───── Excerpted records ─────

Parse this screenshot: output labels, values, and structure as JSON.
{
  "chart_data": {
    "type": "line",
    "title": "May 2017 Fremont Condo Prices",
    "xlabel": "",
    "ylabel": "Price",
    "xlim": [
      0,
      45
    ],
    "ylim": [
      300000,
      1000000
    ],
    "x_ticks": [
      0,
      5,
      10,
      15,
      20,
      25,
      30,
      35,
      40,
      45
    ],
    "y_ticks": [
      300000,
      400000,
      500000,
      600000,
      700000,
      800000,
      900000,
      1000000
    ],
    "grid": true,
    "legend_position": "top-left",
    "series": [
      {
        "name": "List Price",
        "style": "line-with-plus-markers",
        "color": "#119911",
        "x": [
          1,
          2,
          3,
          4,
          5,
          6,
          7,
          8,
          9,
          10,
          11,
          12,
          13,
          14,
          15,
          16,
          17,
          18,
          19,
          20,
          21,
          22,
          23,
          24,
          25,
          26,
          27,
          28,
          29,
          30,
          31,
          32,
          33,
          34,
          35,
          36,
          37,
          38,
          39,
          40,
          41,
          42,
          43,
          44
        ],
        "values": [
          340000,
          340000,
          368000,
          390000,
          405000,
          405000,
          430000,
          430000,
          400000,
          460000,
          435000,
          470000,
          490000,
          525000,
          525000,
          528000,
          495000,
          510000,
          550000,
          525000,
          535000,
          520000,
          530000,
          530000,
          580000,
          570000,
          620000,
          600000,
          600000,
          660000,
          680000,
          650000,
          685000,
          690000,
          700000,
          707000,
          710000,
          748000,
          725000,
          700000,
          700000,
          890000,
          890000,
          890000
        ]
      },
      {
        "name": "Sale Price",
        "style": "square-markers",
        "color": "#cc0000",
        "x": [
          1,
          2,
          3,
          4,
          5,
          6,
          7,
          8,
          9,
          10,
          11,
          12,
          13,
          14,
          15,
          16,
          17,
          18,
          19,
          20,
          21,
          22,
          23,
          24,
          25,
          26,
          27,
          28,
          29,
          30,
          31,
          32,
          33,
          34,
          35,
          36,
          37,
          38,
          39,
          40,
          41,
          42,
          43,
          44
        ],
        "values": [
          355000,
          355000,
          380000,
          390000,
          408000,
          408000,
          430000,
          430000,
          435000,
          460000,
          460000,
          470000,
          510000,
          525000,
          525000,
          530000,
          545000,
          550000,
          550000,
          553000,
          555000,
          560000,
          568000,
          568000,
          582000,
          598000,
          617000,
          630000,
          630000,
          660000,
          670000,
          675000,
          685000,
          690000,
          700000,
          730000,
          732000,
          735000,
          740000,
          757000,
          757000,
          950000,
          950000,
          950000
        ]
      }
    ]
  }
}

─────

◆ **Short exercise**:
Take the entries above and transcribe them exactly.

◆ **Result of the task**:
Parse this screenshot: output labels, values, and structure as JSON.
{
  "chart_data": {
    "type": "line",
    "title": "May 2017 Fremont Condo Prices",
    "xlabel": "",
    "ylabel": "Price",
    "xlim": [
      0,
      45
    ],
    "ylim": [
      300000,
      1000000
    ],
    "x_ticks": [
      0,
      5,
      10,
      15,
      20,
      25,
      30,
      35,
      40,
      45
    ],
    "y_ticks": [
      300000,
      400000,
      500000,
      600000,
      700000,
      800000,
      900000,
      1000000
    ],
    "grid": true,
    "legend_position": "top-left",
    "series": [
      {
        "name": "List Price",
        "style": "line-with-plus-markers",
        "color": "#119911",
        "x": [
          1,
          2,
          3,
          4,
          5,
          6,
          7,
          8,
          9,
          10,
          11,
          12,
          13,
          14,
          15,
          16,
          17,
          18,
          19,
          20,
          21,
          22,
          23,
          24,
          25,
          26,
          27,
          28,
          29,
          30,
          31,
          32,
          33,
          34,
          35,
          36,
          37,
          38,
          39,
          40,
          41,
          42,
          43,
          44
        ],
        "values": [
          340000,
          340000,
          368000,
          390000,
          405000,
          405000,
          430000,
          430000,
          400000,
          460000,
          435000,
          470000,
          490000,
          525000,
          525000,
          528000,
          495000,
          510000,
          550000,
          525000,
          535000,
          520000,
          530000,
          530000,
          580000,
          570000,
          620000,
          600000,
          600000,
          660000,
          680000,
          650000,
          685000,
          690000,
          700000,
          707000,
          710000,
          748000,
          725000,
          700000,
          700000,
          890000,
          890000,
          890000
        ]
      },
      {
        "name": "Sale Price",
        "style": "square-markers",
        "color": "#cc0000",
        "x": [
          1,
          2,
          3,
          4,
          5,
          6,
          7,
          8,
          9,
          10,
          11,
          12,
          13,
          14,
          15,
          16,
          17,
          18,
          19,
          20,
          21,
          22,
          23,
          24,
          25,
          26,
          27,
          28,
          29,
          30,
          31,
          32,
          33,
          34,
          35,
          36,
          37,
          38,
          39,
          40,
          41,
          42,
          43,
          44
        ],
        "values": [
          355000,
          355000,
          380000,
          390000,
          408000,
          408000,
          430000,
          430000,
          435000,
          460000,
          460000,
          470000,
          510000,
          525000,
          525000,
          530000,
          545000,
          550000,
          550000,
          553000,
          555000,
          560000,
          568000,
          568000,
          582000,
          598000,
          617000,
          630000,
          630000,
          660000,
          670000,
          675000,
          685000,
          690000,
          700000,
          730000,
          732000,
          735000,
          740000,
          757000,
          757000,
          950000,
          950000,
          950000
        ]
      }
    ]
  }
}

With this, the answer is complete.